Take the entries below and print all of them exactly, please.

#### [Dataset rows]
==============================
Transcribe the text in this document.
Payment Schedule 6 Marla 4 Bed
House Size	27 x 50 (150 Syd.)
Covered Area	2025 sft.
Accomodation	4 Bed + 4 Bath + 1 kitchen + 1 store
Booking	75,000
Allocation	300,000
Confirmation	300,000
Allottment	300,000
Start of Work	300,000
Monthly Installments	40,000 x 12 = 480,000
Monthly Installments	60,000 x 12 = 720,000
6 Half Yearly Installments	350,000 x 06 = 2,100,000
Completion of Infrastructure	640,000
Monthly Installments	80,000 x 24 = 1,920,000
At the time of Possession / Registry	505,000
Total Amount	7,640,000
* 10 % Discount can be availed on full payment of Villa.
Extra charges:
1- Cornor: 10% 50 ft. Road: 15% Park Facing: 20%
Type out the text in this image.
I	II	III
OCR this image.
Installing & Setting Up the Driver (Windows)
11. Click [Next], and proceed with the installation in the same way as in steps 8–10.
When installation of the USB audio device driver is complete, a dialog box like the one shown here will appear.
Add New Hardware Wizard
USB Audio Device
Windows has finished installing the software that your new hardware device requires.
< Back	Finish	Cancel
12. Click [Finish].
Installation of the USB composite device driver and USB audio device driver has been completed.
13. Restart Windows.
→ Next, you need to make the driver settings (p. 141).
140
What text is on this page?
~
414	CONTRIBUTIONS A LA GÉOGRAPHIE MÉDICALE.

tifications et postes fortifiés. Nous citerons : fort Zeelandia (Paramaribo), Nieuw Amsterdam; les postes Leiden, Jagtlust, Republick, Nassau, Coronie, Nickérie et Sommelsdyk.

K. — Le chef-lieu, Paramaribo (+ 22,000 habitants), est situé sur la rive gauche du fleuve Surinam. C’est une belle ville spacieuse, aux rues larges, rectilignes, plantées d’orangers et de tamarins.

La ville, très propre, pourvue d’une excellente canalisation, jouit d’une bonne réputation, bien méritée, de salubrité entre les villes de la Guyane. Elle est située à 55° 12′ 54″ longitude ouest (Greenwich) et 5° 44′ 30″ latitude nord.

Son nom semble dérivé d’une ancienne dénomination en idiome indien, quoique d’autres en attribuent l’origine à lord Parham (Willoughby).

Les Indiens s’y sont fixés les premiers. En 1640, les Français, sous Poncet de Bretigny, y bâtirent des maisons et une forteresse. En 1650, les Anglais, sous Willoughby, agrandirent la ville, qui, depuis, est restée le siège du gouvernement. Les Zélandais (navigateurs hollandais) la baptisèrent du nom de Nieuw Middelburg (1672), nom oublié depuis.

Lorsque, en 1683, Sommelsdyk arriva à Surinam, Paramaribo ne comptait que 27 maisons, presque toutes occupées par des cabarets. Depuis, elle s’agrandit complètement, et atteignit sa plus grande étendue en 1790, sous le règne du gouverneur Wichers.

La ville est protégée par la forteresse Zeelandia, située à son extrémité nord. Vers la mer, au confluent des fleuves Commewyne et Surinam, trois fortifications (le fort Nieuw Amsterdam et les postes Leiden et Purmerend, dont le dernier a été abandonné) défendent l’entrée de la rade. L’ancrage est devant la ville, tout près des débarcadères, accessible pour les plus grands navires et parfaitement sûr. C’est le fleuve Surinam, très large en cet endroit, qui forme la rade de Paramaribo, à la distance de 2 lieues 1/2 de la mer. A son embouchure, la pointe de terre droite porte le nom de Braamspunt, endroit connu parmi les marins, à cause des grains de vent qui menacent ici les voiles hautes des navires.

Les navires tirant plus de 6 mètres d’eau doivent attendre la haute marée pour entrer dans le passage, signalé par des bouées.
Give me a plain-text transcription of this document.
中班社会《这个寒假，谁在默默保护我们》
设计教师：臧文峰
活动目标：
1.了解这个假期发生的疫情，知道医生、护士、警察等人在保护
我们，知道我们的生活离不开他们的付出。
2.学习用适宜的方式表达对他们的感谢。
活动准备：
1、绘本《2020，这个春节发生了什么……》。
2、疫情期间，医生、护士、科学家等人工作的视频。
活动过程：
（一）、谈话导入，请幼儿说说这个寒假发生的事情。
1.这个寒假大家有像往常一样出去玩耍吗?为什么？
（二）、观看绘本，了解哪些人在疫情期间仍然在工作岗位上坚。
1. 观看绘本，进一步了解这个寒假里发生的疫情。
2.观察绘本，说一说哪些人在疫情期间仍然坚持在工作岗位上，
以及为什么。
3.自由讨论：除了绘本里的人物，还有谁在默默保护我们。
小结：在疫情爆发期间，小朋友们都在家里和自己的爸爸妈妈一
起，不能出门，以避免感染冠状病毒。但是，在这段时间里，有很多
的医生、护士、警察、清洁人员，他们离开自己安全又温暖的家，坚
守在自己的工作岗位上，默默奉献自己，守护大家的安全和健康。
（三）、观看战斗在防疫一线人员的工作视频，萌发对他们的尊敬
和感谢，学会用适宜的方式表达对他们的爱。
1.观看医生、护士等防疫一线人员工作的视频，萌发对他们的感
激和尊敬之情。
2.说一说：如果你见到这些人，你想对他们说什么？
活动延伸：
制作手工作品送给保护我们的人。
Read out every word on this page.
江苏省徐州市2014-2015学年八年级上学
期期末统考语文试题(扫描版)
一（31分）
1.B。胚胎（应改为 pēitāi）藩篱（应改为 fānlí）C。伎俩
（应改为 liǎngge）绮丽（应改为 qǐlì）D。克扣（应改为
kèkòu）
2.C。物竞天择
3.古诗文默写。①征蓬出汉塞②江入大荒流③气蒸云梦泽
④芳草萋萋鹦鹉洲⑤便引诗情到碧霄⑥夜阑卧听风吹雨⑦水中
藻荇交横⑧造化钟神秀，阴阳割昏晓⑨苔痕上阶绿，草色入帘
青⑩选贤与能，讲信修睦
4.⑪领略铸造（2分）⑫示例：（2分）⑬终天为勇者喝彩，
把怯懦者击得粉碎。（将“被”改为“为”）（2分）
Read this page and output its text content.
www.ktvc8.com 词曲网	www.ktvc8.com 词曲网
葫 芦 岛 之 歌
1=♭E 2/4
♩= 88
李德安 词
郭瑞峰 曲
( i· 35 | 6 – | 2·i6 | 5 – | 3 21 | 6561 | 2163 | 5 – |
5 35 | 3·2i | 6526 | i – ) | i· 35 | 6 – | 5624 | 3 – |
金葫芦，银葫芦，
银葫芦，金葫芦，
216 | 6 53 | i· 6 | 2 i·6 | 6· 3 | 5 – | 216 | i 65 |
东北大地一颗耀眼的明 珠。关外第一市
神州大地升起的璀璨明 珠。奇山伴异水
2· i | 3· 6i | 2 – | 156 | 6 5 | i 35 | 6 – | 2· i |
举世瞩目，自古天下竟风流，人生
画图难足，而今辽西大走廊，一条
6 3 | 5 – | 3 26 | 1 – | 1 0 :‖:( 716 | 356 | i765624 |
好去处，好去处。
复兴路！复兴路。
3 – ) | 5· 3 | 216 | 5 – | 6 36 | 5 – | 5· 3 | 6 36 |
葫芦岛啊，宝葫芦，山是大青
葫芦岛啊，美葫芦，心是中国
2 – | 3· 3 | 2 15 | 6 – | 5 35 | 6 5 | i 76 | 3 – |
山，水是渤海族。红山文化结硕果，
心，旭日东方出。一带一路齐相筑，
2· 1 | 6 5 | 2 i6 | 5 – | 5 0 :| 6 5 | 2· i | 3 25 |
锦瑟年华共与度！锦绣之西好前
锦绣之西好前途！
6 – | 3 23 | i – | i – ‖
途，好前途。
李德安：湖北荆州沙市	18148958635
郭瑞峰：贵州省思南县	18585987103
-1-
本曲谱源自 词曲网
==============================
#### [Output for this exercise]
Transcribe the text in this document.
Payment Schedule 6 Marla 4 Bed
House Size	27 x 50 (150 Syd.)
Covered Area	2025 sft.
Accomodation	4 Bed + 4 Bath + 1 kitchen + 1 store
Booking	75,000
Allocation	300,000
Confirmation	300,000
Allottment	300,000
Start of Work	300,000
Monthly Installments	40,000 x 12 = 480,000
Monthly Installments	60,000 x 12 = 720,000
6 Half Yearly Installments	350,000 x 06 = 2,100,000
Completion of Infrastructure	640,000
Monthly Installments	80,000 x 24 = 1,920,000
At the time of Possession / Registry	505,000
Total Amount	7,640,000
* 10 % Discount can be availed on full payment of Villa.
Extra charges:
1- Cornor: 10% 50 ft. Road: 15% Park Facing: 20%
Type out the text in this image.
I	II	III
OCR this image.
Installing & Setting Up the Driver (Windows)
11. Click [Next], and proceed with the installation in the same way as in steps 8–10.
When installation of the USB audio device driver is complete, a dialog box like the one shown here will appear.
Add New Hardware Wizard
USB Audio Device
Windows has finished installing the software that your new hardware device requires.
< Back	Finish	Cancel
12. Click [Finish].
Installation of the USB composite device driver and USB audio device driver has been completed.
13. Restart Windows.
→ Next, you need to make the driver settings (p. 141).
140
What text is on this page?
~
414	CONTRIBUTIONS A LA GÉOGRAPHIE MÉDICALE.

tifications et postes fortifiés. Nous citerons : fort Zeelandia (Paramaribo), Nieuw Amsterdam; les postes Leiden, Jagtlust, Republick, Nassau, Coronie, Nickérie et Sommelsdyk.

K. — Le chef-lieu, Paramaribo (+ 22,000 habitants), est situé sur la rive gauche du fleuve Surinam. C’est une belle ville spacieuse, aux rues larges, rectilignes, plantées d’orangers et de tamarins.

La ville, très propre, pourvue d’une excellente canalisation, jouit d’une bonne réputation, bien méritée, de salubrité entre les villes de la Guyane. Elle est située à 55° 12′ 54″ longitude ouest (Greenwich) et 5° 44′ 30″ latitude nord.

Son nom semble dérivé d’une ancienne dénomination en idiome indien, quoique d’autres en attribuent l’origine à lord Parham (Willoughby).

Les Indiens s’y sont fixés les premiers. En 1640, les Français, sous Poncet de Bretigny, y bâtirent des maisons et une forteresse. En 1650, les Anglais, sous Willoughby, agrandirent la ville, qui, depuis, est restée le siège du gouvernement. Les Zélandais (navigateurs hollandais) la baptisèrent du nom de Nieuw Middelburg (1672), nom oublié depuis.

Lorsque, en 1683, Sommelsdyk arriva à Surinam, Paramaribo ne comptait que 27 maisons, presque toutes occupées par des cabarets. Depuis, elle s’agrandit complètement, et atteignit sa plus grande étendue en 1790, sous le règne du gouverneur Wichers.

La ville est protégée par la forteresse Zeelandia, située à son extrémité nord. Vers la mer, au confluent des fleuves Commewyne et Surinam, trois fortifications (le fort Nieuw Amsterdam et les postes Leiden et Purmerend, dont le dernier a été abandonné) défendent l’entrée de la rade. L’ancrage est devant la ville, tout près des débarcadères, accessible pour les plus grands navires et parfaitement sûr. C’est le fleuve Surinam, très large en cet endroit, qui forme la rade de Paramaribo, à la distance de 2 lieues 1/2 de la mer. A son embouchure, la pointe de terre droite porte le nom de Braamspunt, endroit connu parmi les marins, à cause des grains de vent qui menacent ici les voiles hautes des navires.

Les navires tirant plus de 6 mètres d’eau doivent attendre la haute marée pour entrer dans le passage, signalé par des bouées.
Give me a plain-text transcription of this document.
中班社会《这个寒假，谁在默默保护我们》
设计教师：臧文峰
活动目标：
1.了解这个假期发生的疫情，知道医生、护士、警察等人在保护
我们，知道我们的生活离不开他们的付出。
2.学习用适宜的方式表达对他们的感谢。
活动准备：
1、绘本《2020，这个春节发生了什么……》。
2、疫情期间，医生、护士、科学家等人工作的视频。
活动过程：
（一）、谈话导入，请幼儿说说这个寒假发生的事情。
1.这个寒假大家有像往常一样出去玩耍吗?为什么？
（二）、观看绘本，了解哪些人在疫情期间仍然在工作岗位上坚。
1. 观看绘本，进一步了解这个寒假里发生的疫情。
2.观察绘本，说一说哪些人在疫情期间仍然坚持在工作岗位上，
以及为什么。
3.自由讨论：除了绘本里的人物，还有谁在默默保护我们。
小结：在疫情爆发期间，小朋友们都在家里和自己的爸爸妈妈一
起，不能出门，以避免感染冠状病毒。但是，在这段时间里，有很多
的医生、护士、警察、清洁人员，他们离开自己安全又温暖的家，坚
守在自己的工作岗位上，默默奉献自己，守护大家的安全和健康。
（三）、观看战斗在防疫一线人员的工作视频，萌发对他们的尊敬
和感谢，学会用适宜的方式表达对他们的爱。
1.观看医生、护士等防疫一线人员工作的视频，萌发对他们的感
激和尊敬之情。
2.说一说：如果你见到这些人，你想对他们说什么？
活动延伸：
制作手工作品送给保护我们的人。
Read out every word on this page.
江苏省徐州市2014-2015学年八年级上学
期期末统考语文试题(扫描版)
一（31分）
1.B。胚胎（应改为 pēitāi）藩篱（应改为 fānlí）C。伎俩
（应改为 liǎngge）绮丽（应改为 qǐlì）D。克扣（应改为
kèkòu）
2.C。物竞天择
3.古诗文默写。①征蓬出汉塞②江入大荒流③气蒸云梦泽
④芳草萋萋鹦鹉洲⑤便引诗情到碧霄⑥夜阑卧听风吹雨⑦水中
藻荇交横⑧造化钟神秀，阴阳割昏晓⑨苔痕上阶绿，草色入帘
青⑩选贤与能，讲信修睦
4.⑪领略铸造（2分）⑫示例：（2分）⑬终天为勇者喝彩，
把怯懦者击得粉碎。（将“被”改为“为”）（2分）
Read this page and output its text content.
www.ktvc8.com 词曲网	www.ktvc8.com 词曲网
葫 芦 岛 之 歌
1=♭E 2/4
♩= 88
李德安 词
郭瑞峰 曲
( i· 35 | 6 – | 2·i6 | 5 – | 3 21 | 6561 | 2163 | 5 – |
5 35 | 3·2i | 6526 | i – ) | i· 35 | 6 – | 5624 | 3 – |
金葫芦，银葫芦，
银葫芦，金葫芦，
216 | 6 53 | i· 6 | 2 i·6 | 6· 3 | 5 – | 216 | i 65 |
东北大地一颗耀眼的明 珠。关外第一市
神州大地升起的璀璨明 珠。奇山伴异水
2· i | 3· 6i | 2 – | 156 | 6 5 | i 35 | 6 – | 2· i |
举世瞩目，自古天下竟风流，人生
画图难足，而今辽西大走廊，一条
6 3 | 5 – | 3 26 | 1 – | 1 0 :‖:( 716 | 356 | i765624 |
好去处，好去处。
复兴路！复兴路。
3 – ) | 5· 3 | 216 | 5 – | 6 36 | 5 – | 5· 3 | 6 36 |
葫芦岛啊，宝葫芦，山是大青
葫芦岛啊，美葫芦，心是中国
2 – | 3· 3 | 2 15 | 6 – | 5 35 | 6 5 | i 76 | 3 – |
山，水是渤海族。红山文化结硕果，
心，旭日东方出。一带一路齐相筑，
2· 1 | 6 5 | 2 i6 | 5 – | 5 0 :| 6 5 | 2· i | 3 25 |
锦瑟年华共与度！锦绣之西好前
锦绣之西好前途！
6 – | 3 23 | i – | i – ‖
途，好前途。
李德安：湖北荆州沙市	18148958635
郭瑞峰：贵州省思南县	18585987103
-1-
本曲谱源自 词曲网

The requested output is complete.